→ DIRECTIONS: Reproduce the following records exactly from the line containing "Output a JSON" onward, ending with the last line and including it.

→ ROWS:
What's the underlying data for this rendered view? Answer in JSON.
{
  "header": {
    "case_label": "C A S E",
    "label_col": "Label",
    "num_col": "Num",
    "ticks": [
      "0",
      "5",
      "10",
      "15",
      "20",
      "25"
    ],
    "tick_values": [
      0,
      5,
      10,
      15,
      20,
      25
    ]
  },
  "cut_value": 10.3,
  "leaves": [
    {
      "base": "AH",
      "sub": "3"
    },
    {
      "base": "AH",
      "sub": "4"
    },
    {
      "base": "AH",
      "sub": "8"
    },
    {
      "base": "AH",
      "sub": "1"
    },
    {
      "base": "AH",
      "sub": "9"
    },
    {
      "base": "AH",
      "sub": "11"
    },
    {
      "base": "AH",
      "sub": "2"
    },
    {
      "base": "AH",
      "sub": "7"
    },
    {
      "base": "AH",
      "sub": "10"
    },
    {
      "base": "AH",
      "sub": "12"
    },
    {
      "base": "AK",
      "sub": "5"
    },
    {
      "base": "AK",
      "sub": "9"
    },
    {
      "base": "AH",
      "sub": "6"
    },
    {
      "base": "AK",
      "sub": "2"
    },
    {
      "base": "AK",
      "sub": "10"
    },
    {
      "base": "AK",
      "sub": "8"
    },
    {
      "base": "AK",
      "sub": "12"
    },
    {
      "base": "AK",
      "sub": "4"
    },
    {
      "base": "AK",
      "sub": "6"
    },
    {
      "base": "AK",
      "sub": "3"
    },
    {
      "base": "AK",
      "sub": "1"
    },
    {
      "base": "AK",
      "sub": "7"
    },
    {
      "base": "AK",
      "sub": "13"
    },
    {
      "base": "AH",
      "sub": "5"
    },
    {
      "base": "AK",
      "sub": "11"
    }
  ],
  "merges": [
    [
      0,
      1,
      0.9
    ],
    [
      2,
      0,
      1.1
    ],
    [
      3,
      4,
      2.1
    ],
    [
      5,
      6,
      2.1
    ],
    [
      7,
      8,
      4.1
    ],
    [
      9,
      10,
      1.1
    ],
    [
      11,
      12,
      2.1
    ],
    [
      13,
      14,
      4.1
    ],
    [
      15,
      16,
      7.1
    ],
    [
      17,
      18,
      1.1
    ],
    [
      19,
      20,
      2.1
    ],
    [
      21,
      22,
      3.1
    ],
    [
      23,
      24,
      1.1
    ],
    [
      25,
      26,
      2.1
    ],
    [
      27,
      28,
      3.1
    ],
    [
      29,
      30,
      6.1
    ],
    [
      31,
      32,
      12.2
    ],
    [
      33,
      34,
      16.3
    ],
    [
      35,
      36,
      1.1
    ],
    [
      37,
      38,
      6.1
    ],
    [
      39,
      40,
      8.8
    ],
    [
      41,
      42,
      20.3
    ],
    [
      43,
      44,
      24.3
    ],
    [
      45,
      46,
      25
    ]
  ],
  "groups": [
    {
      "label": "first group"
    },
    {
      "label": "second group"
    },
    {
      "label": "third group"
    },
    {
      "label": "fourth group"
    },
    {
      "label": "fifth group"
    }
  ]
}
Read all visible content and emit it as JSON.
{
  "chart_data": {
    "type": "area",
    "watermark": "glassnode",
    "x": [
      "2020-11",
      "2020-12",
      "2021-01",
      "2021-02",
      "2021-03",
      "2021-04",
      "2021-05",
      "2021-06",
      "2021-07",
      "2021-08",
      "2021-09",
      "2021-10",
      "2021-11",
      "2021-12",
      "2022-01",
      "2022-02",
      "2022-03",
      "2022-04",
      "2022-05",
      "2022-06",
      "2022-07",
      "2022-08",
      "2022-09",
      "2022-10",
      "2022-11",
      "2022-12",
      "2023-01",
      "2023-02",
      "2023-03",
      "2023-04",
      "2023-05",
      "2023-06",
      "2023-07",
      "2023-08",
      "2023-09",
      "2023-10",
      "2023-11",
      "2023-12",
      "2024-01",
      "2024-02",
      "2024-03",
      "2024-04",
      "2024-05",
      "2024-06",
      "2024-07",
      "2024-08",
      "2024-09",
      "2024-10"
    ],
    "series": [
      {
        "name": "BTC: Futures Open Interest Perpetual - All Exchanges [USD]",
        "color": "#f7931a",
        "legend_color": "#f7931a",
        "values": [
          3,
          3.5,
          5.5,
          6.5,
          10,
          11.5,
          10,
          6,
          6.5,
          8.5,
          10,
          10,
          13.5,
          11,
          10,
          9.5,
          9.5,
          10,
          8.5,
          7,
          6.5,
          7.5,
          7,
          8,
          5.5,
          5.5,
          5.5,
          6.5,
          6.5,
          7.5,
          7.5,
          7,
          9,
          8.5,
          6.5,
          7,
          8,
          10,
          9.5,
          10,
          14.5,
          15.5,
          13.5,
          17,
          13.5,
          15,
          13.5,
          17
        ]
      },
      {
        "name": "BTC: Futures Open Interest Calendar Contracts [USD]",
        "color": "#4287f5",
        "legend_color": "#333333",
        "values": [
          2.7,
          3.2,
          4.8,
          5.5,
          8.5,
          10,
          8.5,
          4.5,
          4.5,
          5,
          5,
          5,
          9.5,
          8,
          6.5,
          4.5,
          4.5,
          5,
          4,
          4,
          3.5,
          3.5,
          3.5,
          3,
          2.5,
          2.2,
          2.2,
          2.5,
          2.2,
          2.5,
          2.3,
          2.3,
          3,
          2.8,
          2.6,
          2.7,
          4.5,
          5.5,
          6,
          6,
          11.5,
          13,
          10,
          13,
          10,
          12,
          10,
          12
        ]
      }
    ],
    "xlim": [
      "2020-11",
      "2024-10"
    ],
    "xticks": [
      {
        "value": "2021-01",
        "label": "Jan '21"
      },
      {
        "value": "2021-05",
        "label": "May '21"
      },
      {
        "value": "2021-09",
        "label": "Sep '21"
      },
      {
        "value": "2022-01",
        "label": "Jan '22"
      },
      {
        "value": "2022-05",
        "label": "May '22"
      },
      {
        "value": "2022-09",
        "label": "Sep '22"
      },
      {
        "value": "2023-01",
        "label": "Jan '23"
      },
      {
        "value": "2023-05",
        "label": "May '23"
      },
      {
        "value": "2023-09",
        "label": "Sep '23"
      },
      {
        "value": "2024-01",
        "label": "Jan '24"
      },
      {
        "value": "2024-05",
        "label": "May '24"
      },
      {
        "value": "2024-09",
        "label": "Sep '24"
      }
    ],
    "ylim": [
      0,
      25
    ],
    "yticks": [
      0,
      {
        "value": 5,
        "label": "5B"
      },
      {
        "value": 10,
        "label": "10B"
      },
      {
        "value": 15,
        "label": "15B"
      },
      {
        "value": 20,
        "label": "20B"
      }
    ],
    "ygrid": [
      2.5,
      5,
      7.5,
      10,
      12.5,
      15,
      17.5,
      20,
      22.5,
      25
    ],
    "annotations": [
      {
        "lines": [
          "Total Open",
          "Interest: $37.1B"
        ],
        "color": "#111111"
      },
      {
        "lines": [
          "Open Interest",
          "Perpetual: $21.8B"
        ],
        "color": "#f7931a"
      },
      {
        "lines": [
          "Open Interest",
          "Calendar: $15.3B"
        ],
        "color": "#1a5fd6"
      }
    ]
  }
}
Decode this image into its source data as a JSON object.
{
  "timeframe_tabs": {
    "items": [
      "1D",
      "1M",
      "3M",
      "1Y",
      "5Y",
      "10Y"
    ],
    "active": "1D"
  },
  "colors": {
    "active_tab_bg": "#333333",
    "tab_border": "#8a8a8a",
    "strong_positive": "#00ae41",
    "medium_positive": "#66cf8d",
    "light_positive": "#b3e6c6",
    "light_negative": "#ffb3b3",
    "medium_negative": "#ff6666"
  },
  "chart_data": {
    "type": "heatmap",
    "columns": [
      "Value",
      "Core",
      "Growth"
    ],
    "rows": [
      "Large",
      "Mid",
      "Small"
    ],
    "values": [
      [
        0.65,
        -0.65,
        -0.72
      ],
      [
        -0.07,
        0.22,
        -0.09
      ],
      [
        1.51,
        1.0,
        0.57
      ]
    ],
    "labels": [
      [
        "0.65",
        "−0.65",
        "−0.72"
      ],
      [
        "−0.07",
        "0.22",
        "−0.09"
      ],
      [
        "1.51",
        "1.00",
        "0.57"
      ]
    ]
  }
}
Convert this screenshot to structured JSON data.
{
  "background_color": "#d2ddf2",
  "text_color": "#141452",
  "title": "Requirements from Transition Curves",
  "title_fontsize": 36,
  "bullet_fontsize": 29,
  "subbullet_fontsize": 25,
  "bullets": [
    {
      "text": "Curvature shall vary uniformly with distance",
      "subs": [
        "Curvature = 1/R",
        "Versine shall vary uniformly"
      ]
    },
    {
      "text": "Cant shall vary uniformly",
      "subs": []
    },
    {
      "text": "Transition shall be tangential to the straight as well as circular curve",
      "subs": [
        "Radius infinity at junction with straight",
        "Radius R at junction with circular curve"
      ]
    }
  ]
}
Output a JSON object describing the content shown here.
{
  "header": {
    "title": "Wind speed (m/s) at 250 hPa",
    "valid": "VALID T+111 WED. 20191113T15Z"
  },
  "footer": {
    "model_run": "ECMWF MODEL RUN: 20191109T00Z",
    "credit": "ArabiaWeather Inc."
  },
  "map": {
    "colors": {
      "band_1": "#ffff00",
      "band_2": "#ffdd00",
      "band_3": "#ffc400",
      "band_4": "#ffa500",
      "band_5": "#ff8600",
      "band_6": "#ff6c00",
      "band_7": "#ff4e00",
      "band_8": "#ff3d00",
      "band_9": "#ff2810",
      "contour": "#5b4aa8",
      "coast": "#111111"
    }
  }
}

→ COMPLETED EXERCISE:
Output a JSON object describing the content shown here.
{
  "header": {
    "title": "Wind speed (m/s) at 250 hPa",
    "valid": "VALID T+111 WED. 20191113T15Z"
  },
  "footer": {
    "model_run": "ECMWF MODEL RUN: 20191109T00Z",
    "credit": "ArabiaWeather Inc."
  },
  "map": {
    "colors": {
      "band_1": "#ffff00",
      "band_2": "#ffdd00",
      "band_3": "#ffc400",
      "band_4": "#ffa500",
      "band_5": "#ff8600",
      "band_6": "#ff6c00",
      "band_7": "#ff4e00",
      "band_8": "#ff3d00",
      "band_9": "#ff2810",
      "contour": "#5b4aa8",
      "coast": "#111111"
    }
  }
}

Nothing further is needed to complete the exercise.